- [Exercices proposés]
a - Répondez aux questions suivantes d'après le résumé de l'arrêt du CCE :
(i) À quelle date le requérant a-t-il introduit sa demande d'asile en Belgique ?
(ii) Dans quel pays le requérant a-t-il vécu entre 2009 et mai 2012 ?
(iii) Combien de temps le requérant a-t-il séjourné à Kinshasa en 2009, et dans quel but ?
b - Poursuivez le résumé de l'arrêt du CCE à partir de sa dernière phrase.

- [Extrait du texte]
↓↓↓

C.C.E., 30 septembre 2015, n° 153.669

La prise en compte de facteurs individuels dans le cadre de l’analyse de l’alternative de protection interne.

Opposer l’alternative de protection interne à un demandeur d’asile ne peut se faire qu’en prenant en compte des facteurs généraux et individuels. L’alternative doit être raisonnable. Elle ne l’est pas si le demandeur est renvoyé vers une ville il n’a aucune attache ou point de chute, même s’il y a vécu par le passé.

Loi 15.12.1980, article 48/5, §3, a et b – protection subsidiaire – alternative de protection interne – caractère raisonnable –  octroi de la protection subsidiaire.

A. Arrêt

Le CCE examine la demande formée par un requérant de nationalité congolaise ayant introduit une demande d'asile en Belgique en date du 17 octobre 2013. Il invoque être d’origine rwandaise par sa mère et originaire de Bukavu, dans l’Est du Congo. Il relate avoir travaillé comme joueur de foot professionnel au Mozambique, en Afrique du Sud, au Burundi avant de regagner Bukavu. Il expose avoir été accusé de collaborer avec le mouvement M23 suite à une visite d’un oncle à son domicile, oncle appartenant à ce mouvement.

Le CGRA prend une première décision de refus d’octroi de la protection internationale, concluant à l’absence de crédibilité du récit. Le CCE annule cette première décision et renvoie le dossier au Commissariat général estimant que celui-ci n’a pas suffisamment instruit le dossier quant à la réalité du vécu du requérant au Kivu. Celui-ci a indiqué qu’il avait vécu en Afrique du Sud entre 2009 et mai 2012 et n’être rentré au Kivu que pendant les vacances durant cette période. Le Conseil demandait également au Commissariat général de s’interroger sur la possibilité pour le requérant de s’installer ailleurs en République Démocratique du Congo qu’au Nord ou Sud-Kivu.

Le CGRA prend une nouvelle décision confirmant le refus d’octroi de la qualité de réfugié. Il conclut au respect des conditions d’octroi de la protection subsidiaire mais considère que le requérant bénéficie d’une alternative de protection interne et qu’il peut sans difficulté s’installer ailleurs au Congo et notamment à Kinshasa. Le Commissaire général indique que :

  • les rapatriements de Congolais vers le Congo sont possibles et permettent un retour vers Kinshasa ;
  • les ressortissants de l’Est du Congo, hormis quelques cas isolés, sont en sécurité à Kinshasa ;
  • tel est également le cas des rwandophones eu égard à la diversité des tribus et des ethnies se côtoyant à Kinshasa, le Commissariat général se fonde à cet égard sur des informations obtenues auprès de l’ONG La Voix des Sans Voix ;
  • le seul fait d’être originaire de l’Est de la République Démocratique du Congo ne suffit pas à établir l’existence d’un risque d’atteinte grave à Kinshasa.

De surcroît, le Commissaire général estime au vu du profil particulier du requérant qu’il est à même de se débrouiller à Kinshasa. En effet, il a vécu à l’étranger, dans divers pays, pendant plusieurs années en étant autonome financièrement et en étant capable d’y effectuer toutes les démarches administratives et juridiques requises pour un séjour légal et la conclusion d’un contrat de travail. Il a vécu à Kinshasa brièvement pendant trois semaines en 2009, en s’autofinançant, et ce aux fins d’obtenir plus rapidement un passeport. Il s’en suit qu’il fait preuve de capacités d’adaptation et d’intégration suffisantes que pour s’installer à Kinshasa en sécurité.

↑↑↑

- [Extrait des données]
↓↓↓

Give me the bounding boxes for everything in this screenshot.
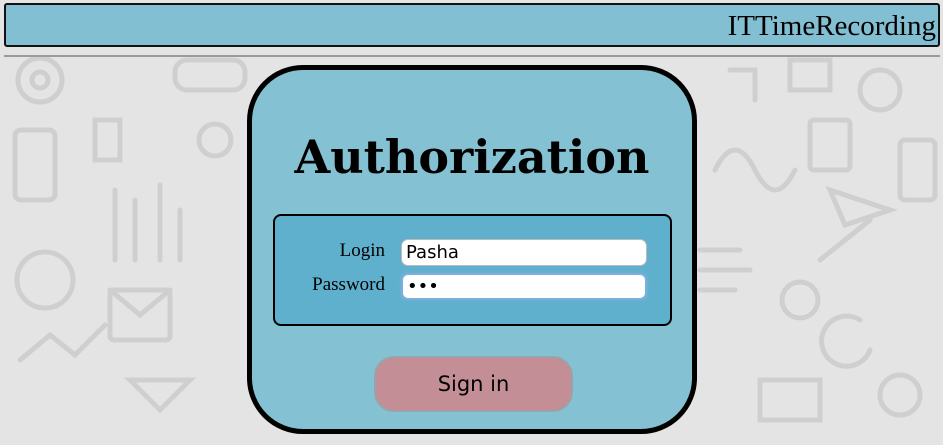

↑↑↑

- [Corrigés]
a -
(i) Le 17 octobre 2013.
(ii) En Afrique du Sud.
(iii) Trois semaines, afin d'obtenir plus rapidement un passeport.

b -
Le CCE suit le Commissaire général en ce qui concerne l’absence de crédibilité du récit quant aux risques liés au M23. Le juge estime par contre, comme le Commissaire général, que la situation dans l’Est du Congo est une situation permettant l’octroi de la protection subsidiaire sur pied de l’article 48/4, §2, c), de la loi du 15 décembre 1980. Il s’agit d’une « situation de violences aveugles dans le cadre d’un conflit armé » de sorte qu’il n’est « pas envisageable que le requérant retourne vivre dans cette partie du pays où il pourrait être victime de violences aveugles ». Le Conseil estime que cette violence est généralisée et que la population civile y est visée dans son ensemble (§5.3).

Quant à l’alternative de protection interne, le Conseil rappelle qu’il y a lieu de tenir compte, pour l’envisager, « des conditions générales dans cette partie du pays et de la situation personnelle du demandeur d'asile ».

Contrairement au Commissaire général, le Conseil juge que le requérant ne peut s’installer à Kinshasa. Une telle exigence ne serait pas raisonnable au regard des facteurs suivants :

  • il est né et a grandi à l’Est du Congo et n’a jamais vécu de manière régulière et continue dans une autre partie du pays ;
  • les seuls membres de sa famille en vie résident toujours à l’Est du Congo ;
  • il ne dispose d’aucune attache réelle et d’aucune ressource matérielle à Kinshasa ou dans une autre partie du Congo ;
  • la seule circonstance qu’il ait été amené à vivre à l’étranger dans le cadre bien particulier de ses activités de joueur professionnel de football, qui ne se poursuivent plus, ne suffit pas à démontrer qu’il pourrait raisonnablement s’installer ailleurs que dans sa région de provenance.

Il s’ensuit que cette alternative ne peut être jugée raisonnable.

Le Conseil du contentieux des étrangers accorde au requérant la protection subsidiaire.

B. Éclairage

Le présent commentaire porte uniquement sur l’interprétation de l’alternative de protection interne. L’arrêt en adopte une lecture concrète et individualisée, et non abstraite ou formelle. L’on note une prise en compte attentive des circonstances personnelles, tenant compte de la situation spécifique du requérant et des difficultés auxquelles il serait confronté à Kinshasa.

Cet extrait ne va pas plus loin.